— START Input records —

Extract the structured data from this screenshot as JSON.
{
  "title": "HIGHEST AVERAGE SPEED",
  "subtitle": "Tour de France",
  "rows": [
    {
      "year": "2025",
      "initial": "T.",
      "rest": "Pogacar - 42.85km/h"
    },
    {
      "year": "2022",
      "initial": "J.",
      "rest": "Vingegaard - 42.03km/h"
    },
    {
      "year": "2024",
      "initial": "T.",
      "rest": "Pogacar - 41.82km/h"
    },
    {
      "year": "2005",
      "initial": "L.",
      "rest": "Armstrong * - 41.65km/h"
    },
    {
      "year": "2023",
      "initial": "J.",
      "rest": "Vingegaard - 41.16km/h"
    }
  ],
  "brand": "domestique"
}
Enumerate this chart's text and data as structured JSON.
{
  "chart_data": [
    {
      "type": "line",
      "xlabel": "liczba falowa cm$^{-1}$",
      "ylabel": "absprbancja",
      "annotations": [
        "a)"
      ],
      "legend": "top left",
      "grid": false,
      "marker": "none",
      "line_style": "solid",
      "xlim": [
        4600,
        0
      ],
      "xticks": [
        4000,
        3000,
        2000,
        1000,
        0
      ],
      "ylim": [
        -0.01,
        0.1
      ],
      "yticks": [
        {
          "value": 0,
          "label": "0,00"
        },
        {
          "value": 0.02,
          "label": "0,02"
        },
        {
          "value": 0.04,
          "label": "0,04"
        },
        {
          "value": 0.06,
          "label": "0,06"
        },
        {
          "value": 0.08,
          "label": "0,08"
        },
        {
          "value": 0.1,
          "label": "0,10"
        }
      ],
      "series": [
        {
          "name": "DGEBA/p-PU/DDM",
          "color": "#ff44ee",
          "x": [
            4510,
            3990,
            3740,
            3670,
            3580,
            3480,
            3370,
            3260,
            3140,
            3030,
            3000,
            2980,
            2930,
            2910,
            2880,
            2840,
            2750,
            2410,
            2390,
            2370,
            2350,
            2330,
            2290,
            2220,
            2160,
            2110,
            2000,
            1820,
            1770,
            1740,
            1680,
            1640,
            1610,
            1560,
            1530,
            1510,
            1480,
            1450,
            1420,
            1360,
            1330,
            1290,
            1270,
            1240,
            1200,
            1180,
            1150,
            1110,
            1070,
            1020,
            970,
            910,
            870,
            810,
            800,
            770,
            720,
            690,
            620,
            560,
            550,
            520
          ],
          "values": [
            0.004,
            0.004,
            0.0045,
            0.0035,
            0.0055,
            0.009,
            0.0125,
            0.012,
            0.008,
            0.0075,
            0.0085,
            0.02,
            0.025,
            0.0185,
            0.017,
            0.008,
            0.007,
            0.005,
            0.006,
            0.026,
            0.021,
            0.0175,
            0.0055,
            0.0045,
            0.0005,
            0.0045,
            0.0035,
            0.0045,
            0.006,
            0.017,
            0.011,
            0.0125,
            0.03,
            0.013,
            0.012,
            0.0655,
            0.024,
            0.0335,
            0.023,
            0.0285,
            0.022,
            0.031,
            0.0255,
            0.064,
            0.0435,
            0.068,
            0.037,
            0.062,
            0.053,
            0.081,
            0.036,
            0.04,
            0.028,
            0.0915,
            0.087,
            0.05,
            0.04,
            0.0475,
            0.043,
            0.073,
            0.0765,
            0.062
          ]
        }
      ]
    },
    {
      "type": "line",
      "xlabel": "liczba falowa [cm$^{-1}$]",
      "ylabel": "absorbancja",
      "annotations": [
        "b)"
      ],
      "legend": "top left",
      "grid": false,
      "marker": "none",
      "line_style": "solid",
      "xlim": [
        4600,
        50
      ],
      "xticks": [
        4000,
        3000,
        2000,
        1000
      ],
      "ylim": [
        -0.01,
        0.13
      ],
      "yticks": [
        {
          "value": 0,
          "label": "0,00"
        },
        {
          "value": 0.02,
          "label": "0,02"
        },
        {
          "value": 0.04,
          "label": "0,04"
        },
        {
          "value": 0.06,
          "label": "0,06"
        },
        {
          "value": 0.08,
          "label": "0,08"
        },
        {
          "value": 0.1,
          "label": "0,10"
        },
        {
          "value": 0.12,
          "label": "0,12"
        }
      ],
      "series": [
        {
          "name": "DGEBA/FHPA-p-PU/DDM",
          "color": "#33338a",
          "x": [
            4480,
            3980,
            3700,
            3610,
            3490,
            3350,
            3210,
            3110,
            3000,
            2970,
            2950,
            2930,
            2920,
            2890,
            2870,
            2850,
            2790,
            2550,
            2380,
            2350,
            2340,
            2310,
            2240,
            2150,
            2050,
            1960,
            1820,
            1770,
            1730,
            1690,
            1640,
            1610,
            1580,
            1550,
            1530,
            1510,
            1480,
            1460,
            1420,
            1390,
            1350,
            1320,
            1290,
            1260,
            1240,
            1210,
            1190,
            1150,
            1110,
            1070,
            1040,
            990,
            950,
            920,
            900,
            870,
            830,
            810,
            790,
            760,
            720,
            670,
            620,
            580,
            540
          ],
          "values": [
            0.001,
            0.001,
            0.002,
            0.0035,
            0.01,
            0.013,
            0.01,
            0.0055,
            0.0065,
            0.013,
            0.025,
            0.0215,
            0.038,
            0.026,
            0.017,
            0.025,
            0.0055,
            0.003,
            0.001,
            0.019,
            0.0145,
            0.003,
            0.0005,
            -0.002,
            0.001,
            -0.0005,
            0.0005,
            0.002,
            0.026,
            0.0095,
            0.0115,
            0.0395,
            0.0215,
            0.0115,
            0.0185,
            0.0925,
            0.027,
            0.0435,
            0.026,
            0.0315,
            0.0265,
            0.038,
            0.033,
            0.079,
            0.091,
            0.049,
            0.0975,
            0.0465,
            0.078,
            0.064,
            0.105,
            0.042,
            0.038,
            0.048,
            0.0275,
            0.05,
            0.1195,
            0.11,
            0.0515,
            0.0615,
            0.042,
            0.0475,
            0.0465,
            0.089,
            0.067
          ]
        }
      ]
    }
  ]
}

— END Input records —

What the task asks: Copy the material above verbatim.

Worked answer:
Extract the structured data from this screenshot as JSON.
{
  "title": "HIGHEST AVERAGE SPEED",
  "subtitle": "Tour de France",
  "rows": [
    {
      "year": "2025",
      "initial": "T.",
      "rest": "Pogacar - 42.85km/h"
    },
    {
      "year": "2022",
      "initial": "J.",
      "rest": "Vingegaard - 42.03km/h"
    },
    {
      "year": "2024",
      "initial": "T.",
      "rest": "Pogacar - 41.82km/h"
    },
    {
      "year": "2005",
      "initial": "L.",
      "rest": "Armstrong * - 41.65km/h"
    },
    {
      "year": "2023",
      "initial": "J.",
      "rest": "Vingegaard - 41.16km/h"
    }
  ],
  "brand": "domestique"
}
Enumerate this chart's text and data as structured JSON.
{
  "chart_data": [
    {
      "type": "line",
      "xlabel": "liczba falowa cm$^{-1}$",
      "ylabel": "absprbancja",
      "annotations": [
        "a)"
      ],
      "legend": "top left",
      "grid": false,
      "marker": "none",
      "line_style": "solid",
      "xlim": [
        4600,
        0
      ],
      "xticks": [
        4000,
        3000,
        2000,
        1000,
        0
      ],
      "ylim": [
        -0.01,
        0.1
      ],
      "yticks": [
        {
          "value": 0,
          "label": "0,00"
        },
        {
          "value": 0.02,
          "label": "0,02"
        },
        {
          "value": 0.04,
          "label": "0,04"
        },
        {
          "value": 0.06,
          "label": "0,06"
        },
        {
          "value": 0.08,
          "label": "0,08"
        },
        {
          "value": 0.1,
          "label": "0,10"
        }
      ],
      "series": [
        {
          "name": "DGEBA/p-PU/DDM",
          "color": "#ff44ee",
          "x": [
            4510,
            3990,
            3740,
            3670,
            3580,
            3480,
            3370,
            3260,
            3140,
            3030,
            3000,
            2980,
            2930,
            2910,
            2880,
            2840,
            2750,
            2410,
            2390,
            2370,
            2350,
            2330,
            2290,
            2220,
            2160,
            2110,
            2000,
            1820,
            1770,
            1740,
            1680,
            1640,
            1610,
            1560,
            1530,
            1510,
            1480,
            1450,
            1420,
            1360,
            1330,
            1290,
            1270,
            1240,
            1200,
            1180,
            1150,
            1110,
            1070,
            1020,
            970,
            910,
            870,
            810,
            800,
            770,
            720,
            690,
            620,
            560,
            550,
            520
          ],
          "values": [
            0.004,
            0.004,
            0.0045,
            0.0035,
            0.0055,
            0.009,
            0.0125,
            0.012,
            0.008,
            0.0075,
            0.0085,
            0.02,
            0.025,
            0.0185,
            0.017,
            0.008,
            0.007,
            0.005,
            0.006,
            0.026,
            0.021,
            0.0175,
            0.0055,
            0.0045,
            0.0005,
            0.0045,
            0.0035,
            0.0045,
            0.006,
            0.017,
            0.011,
            0.0125,
            0.03,
            0.013,
            0.012,
            0.0655,
            0.024,
            0.0335,
            0.023,
            0.0285,
            0.022,
            0.031,
            0.0255,
            0.064,
            0.0435,
            0.068,
            0.037,
            0.062,
            0.053,
            0.081,
            0.036,
            0.04,
            0.028,
            0.0915,
            0.087,
            0.05,
            0.04,
            0.0475,
            0.043,
            0.073,
            0.0765,
            0.062
          ]
        }
      ]
    },
    {
      "type": "line",
      "xlabel": "liczba falowa [cm$^{-1}$]",
      "ylabel": "absorbancja",
      "annotations": [
        "b)"
      ],
      "legend": "top left",
      "grid": false,
      "marker": "none",
      "line_style": "solid",
      "xlim": [
        4600,
        50
      ],
      "xticks": [
        4000,
        3000,
        2000,
        1000
      ],
      "ylim": [
        -0.01,
        0.13
      ],
      "yticks": [
        {
          "value": 0,
          "label": "0,00"
        },
        {
          "value": 0.02,
          "label": "0,02"
        },
        {
          "value": 0.04,
          "label": "0,04"
        },
        {
          "value": 0.06,
          "label": "0,06"
        },
        {
          "value": 0.08,
          "label": "0,08"
        },
        {
          "value": 0.1,
          "label": "0,10"
        },
        {
          "value": 0.12,
          "label": "0,12"
        }
      ],
      "series": [
        {
          "name": "DGEBA/FHPA-p-PU/DDM",
          "color": "#33338a",
          "x": [
            4480,
            3980,
            3700,
            3610,
            3490,
            3350,
            3210,
            3110,
            3000,
            2970,
            2950,
            2930,
            2920,
            2890,
            2870,
            2850,
            2790,
            2550,
            2380,
            2350,
            2340,
            2310,
            2240,
            2150,
            2050,
            1960,
            1820,
            1770,
            1730,
            1690,
            1640,
            1610,
            1580,
            1550,
            1530,
            1510,
            1480,
            1460,
            1420,
            1390,
            1350,
            1320,
            1290,
            1260,
            1240,
            1210,
            1190,
            1150,
            1110,
            1070,
            1040,
            990,
            950,
            920,
            900,
            870,
            830,
            810,
            790,
            760,
            720,
            670,
            620,
            580,
            540
          ],
          "values": [
            0.001,
            0.001,
            0.002,
            0.0035,
            0.01,
            0.013,
            0.01,
            0.0055,
            0.0065,
            0.013,
            0.025,
            0.0215,
            0.038,
            0.026,
            0.017,
            0.025,
            0.0055,
            0.003,
            0.001,
            0.019,
            0.0145,
            0.003,
            0.0005,
            -0.002,
            0.001,
            -0.0005,
            0.0005,
            0.002,
            0.026,
            0.0095,
            0.0115,
            0.0395,
            0.0215,
            0.0115,
            0.0185,
            0.0925,
            0.027,
            0.0435,
            0.026,
            0.0315,
            0.0265,
            0.038,
            0.033,
            0.079,
            0.091,
            0.049,
            0.0975,
            0.0465,
            0.078,
            0.064,
            0.105,
            0.042,
            0.038,
            0.048,
            0.0275,
            0.05,
            0.1195,
            0.11,
            0.0515,
            0.0615,
            0.042,
            0.0475,
            0.0465,
            0.089,
            0.067
          ]
        }
      ]
    }
  ]
}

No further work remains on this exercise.